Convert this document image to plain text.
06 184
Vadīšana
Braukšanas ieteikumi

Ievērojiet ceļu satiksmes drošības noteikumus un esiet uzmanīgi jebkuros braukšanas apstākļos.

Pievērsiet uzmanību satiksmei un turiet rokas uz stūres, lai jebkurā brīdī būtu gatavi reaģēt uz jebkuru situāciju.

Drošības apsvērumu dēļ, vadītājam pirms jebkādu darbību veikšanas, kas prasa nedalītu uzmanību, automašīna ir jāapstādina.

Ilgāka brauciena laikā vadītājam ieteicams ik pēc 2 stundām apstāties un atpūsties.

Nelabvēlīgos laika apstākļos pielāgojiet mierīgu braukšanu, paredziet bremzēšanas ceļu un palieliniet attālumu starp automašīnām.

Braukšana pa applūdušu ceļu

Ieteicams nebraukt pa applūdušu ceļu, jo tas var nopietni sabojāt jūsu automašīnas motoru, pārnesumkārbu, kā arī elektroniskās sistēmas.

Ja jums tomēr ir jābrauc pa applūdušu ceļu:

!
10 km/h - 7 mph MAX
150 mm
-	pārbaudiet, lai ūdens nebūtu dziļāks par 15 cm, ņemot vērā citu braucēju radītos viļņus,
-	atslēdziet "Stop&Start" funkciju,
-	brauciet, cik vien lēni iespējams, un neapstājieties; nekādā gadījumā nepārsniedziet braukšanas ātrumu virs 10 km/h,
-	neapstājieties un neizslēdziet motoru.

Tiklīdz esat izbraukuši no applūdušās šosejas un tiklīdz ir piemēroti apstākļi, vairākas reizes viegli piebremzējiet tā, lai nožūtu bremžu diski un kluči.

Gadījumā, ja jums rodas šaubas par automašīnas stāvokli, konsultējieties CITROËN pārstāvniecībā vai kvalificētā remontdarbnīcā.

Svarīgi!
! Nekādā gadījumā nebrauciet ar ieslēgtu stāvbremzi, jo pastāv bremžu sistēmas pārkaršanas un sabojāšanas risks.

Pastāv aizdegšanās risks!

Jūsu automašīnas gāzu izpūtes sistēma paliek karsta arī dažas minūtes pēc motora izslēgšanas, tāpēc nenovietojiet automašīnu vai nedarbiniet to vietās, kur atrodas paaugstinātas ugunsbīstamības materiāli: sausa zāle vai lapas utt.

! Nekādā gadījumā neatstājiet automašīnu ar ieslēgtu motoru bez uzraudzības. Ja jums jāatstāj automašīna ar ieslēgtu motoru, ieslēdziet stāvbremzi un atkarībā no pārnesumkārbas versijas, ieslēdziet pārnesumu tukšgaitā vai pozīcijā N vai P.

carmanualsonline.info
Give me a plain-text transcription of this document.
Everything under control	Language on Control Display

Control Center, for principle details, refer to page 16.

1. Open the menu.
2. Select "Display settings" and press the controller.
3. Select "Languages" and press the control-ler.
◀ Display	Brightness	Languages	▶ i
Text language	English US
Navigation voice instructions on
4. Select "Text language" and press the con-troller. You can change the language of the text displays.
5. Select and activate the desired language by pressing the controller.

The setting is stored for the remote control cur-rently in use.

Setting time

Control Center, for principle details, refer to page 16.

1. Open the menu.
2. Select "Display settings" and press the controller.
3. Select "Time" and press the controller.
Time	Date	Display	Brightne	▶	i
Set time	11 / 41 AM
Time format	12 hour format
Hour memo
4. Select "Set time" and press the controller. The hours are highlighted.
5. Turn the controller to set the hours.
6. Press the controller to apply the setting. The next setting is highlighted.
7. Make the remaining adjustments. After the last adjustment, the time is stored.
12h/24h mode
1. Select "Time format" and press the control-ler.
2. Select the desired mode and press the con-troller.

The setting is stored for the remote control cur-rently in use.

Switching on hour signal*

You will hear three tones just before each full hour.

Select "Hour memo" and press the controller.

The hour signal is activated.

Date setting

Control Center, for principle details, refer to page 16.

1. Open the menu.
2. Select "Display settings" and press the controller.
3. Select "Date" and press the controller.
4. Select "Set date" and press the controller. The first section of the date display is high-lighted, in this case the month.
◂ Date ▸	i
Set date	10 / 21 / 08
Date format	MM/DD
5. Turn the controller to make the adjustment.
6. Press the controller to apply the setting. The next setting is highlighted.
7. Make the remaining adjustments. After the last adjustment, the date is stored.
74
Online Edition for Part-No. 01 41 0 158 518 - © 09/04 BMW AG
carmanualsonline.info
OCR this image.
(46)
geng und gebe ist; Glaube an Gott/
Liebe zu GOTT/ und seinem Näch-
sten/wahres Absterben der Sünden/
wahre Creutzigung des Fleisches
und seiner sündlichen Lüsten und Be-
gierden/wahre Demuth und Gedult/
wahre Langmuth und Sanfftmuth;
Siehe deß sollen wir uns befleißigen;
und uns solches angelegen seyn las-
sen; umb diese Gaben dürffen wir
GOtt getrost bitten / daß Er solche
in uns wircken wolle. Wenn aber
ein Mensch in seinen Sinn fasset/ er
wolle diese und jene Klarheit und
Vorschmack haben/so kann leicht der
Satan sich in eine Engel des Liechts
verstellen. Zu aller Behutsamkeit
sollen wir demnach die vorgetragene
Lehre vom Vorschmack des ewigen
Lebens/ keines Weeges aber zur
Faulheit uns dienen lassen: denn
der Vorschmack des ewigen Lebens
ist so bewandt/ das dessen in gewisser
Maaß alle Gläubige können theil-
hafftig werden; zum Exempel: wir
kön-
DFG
######
Select all lines in the listing above where the word "Lebens" appears, and show them.

## Expected output
Lebens/ keines Weeges aber zur
der Vorschmack des ewigen Lebens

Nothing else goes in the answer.